▶ [Problems to work on]:
1. In the Form 8-K excerpt, change "commence" to "begin" and write out the passage starting at "Retirement of Dennis" and ending at "his previously-announced retirement.".
2. Extend the Form 8-K excerpt on officer changes at Addus HealthCare, picking up after its last sentence.

Item 2.02. Results of Operations and Financial Condition

On April 30, 2015, the Company issued a press release announcing its earnings for the fiscal quarter ended March 31, 2015. A copy of the press release is furnished as Exhibit 99.3 to this report

 

Item 5.02. Departure of Directors or Certain Officers; Election of Directors; Appointment of Certain Officers; Compensatory Arrangements of Certain Officers

Appointment of Donald Klink as Chief Financial Officer 

Donald Klink, age 56, is expected to be appointed Chief Financial Officer of Addus HealthCare effective May 11, 2015. Mr. Klink has over 30 years of in-depth financial experience from his work at both public and private companies. From October 2013 through April 2015, Mr. Klink provided various senior financial consulting services, including assignments through Tatum US, a management consulting firm. From 2009 to 2013, Mr. Klink worked at Hudson Global, Inc., a public talent solutions company, as the Americas CFO and General Manager of Financial Solutions. Prior to that, Mr. Klink held financial positions of increasing responsibility, including 10 years at publicly held Helene Curtis Industries, Inc. and Unilever P.L.C. after its acquisition of Helene Curtis Industries, Inc., where he, in addition to other positions, served as VP and Controller of a major business unit. Mr. Klink received his MBA from the University of Chicago and is a licensed CPA.

The information contained in Item 1.01 of this Current Report on Form 8-K is incorporated by reference herein.

Retirement of Dennis Meulemans 

Effective May 1, 2015, Dennis Meulemans, the Company’s Chief Financial Officer, will commence his previously-announced retirement.

The information contained in Item 1.01 of this Current Report on Form 8-K is incorporated by reference herein.

Document layout detection rows
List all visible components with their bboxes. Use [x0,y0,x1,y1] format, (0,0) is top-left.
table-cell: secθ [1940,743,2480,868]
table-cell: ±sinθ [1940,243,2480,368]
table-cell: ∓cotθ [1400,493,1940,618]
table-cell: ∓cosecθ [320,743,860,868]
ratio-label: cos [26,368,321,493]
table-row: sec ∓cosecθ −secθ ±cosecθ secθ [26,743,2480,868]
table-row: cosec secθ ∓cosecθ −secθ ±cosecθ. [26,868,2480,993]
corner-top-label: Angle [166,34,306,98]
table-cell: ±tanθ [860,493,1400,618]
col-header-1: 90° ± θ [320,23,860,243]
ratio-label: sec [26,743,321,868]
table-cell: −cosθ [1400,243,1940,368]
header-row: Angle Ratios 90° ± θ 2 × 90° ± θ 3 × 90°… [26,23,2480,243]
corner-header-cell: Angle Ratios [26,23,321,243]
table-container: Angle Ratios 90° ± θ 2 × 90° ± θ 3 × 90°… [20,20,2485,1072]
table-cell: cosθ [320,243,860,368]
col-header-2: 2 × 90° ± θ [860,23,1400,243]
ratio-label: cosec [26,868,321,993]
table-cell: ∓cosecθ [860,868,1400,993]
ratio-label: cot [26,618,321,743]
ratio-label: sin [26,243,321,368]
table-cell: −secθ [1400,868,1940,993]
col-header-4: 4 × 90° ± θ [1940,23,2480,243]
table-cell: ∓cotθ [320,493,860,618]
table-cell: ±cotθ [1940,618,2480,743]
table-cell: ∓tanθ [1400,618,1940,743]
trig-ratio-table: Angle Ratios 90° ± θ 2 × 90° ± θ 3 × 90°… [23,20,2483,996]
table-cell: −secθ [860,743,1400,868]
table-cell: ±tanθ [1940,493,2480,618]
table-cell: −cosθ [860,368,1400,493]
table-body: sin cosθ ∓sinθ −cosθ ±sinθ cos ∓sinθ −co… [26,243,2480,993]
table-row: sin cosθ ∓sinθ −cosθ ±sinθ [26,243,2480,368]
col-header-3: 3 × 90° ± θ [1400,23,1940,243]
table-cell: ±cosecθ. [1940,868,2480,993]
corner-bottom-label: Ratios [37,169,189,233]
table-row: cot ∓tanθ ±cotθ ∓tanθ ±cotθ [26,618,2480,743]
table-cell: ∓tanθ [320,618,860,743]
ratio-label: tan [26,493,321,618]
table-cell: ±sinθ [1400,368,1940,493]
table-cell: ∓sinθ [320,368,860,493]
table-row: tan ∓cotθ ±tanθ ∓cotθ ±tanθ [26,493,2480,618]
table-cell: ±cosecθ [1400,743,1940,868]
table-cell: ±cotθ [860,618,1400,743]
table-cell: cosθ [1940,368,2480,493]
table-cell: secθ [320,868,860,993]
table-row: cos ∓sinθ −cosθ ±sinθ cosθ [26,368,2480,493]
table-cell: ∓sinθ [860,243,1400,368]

▶ [Responses to the exercise]:
1.
Retirement of Dennis Meulemans 

Effective May 1, 2015, Dennis Meulemans, the Company’s Chief Financial Officer, will begin his previously-announced retirement.

2.
 

Item 7.01. Regulation FD Disclosure

On April 30, 2015, the Company issued a press release announcing its earnings for the fiscal quarter ended March 31, 2015 and the appointment of Mr. Klink as Chief Financial Officer. A copy of the press release is furnished as Exhibit 99.3 to this Current Report on Form 8-K.

The information in this Item of the Current Report, including the attached Exhibits, is being furnished and shall not be deemed “filed” for the purposes of Section 18 of the Securities Exchange Act of 1934, as amended (the “Exchange Act”), or otherwise subject to the liabilities of that section, and shall not be incorporated by reference into any registration statement or other document filed under the Securities Act of 1933, as amended, or the Exchange Act, except as shall be expressly set forth by specific reference in such filing.


Item 9.01. Financial Statements and Exhibits

(d) Exhibits:

 

Exhibit
No.

  

Description

99.1    Employment and Non-Competition Agreement, effective May 11, 2015, by and between Addus HealthCare, Inc. and Donald Klink
99.2    Separation Agreement and General Release, dated as of April 29, 2015, by and between Addus HealthCare, Inc. and Dennis Meulemans
99.3    Press release of Addus HomeCare Corporation dated April 30, 2015


SIGNATURES

Pursuant to the requirements of the Securities Exchange Act of 1934, the registrant has duly caused this report to be signed on its behalf by the undersigned hereunto duly authorized.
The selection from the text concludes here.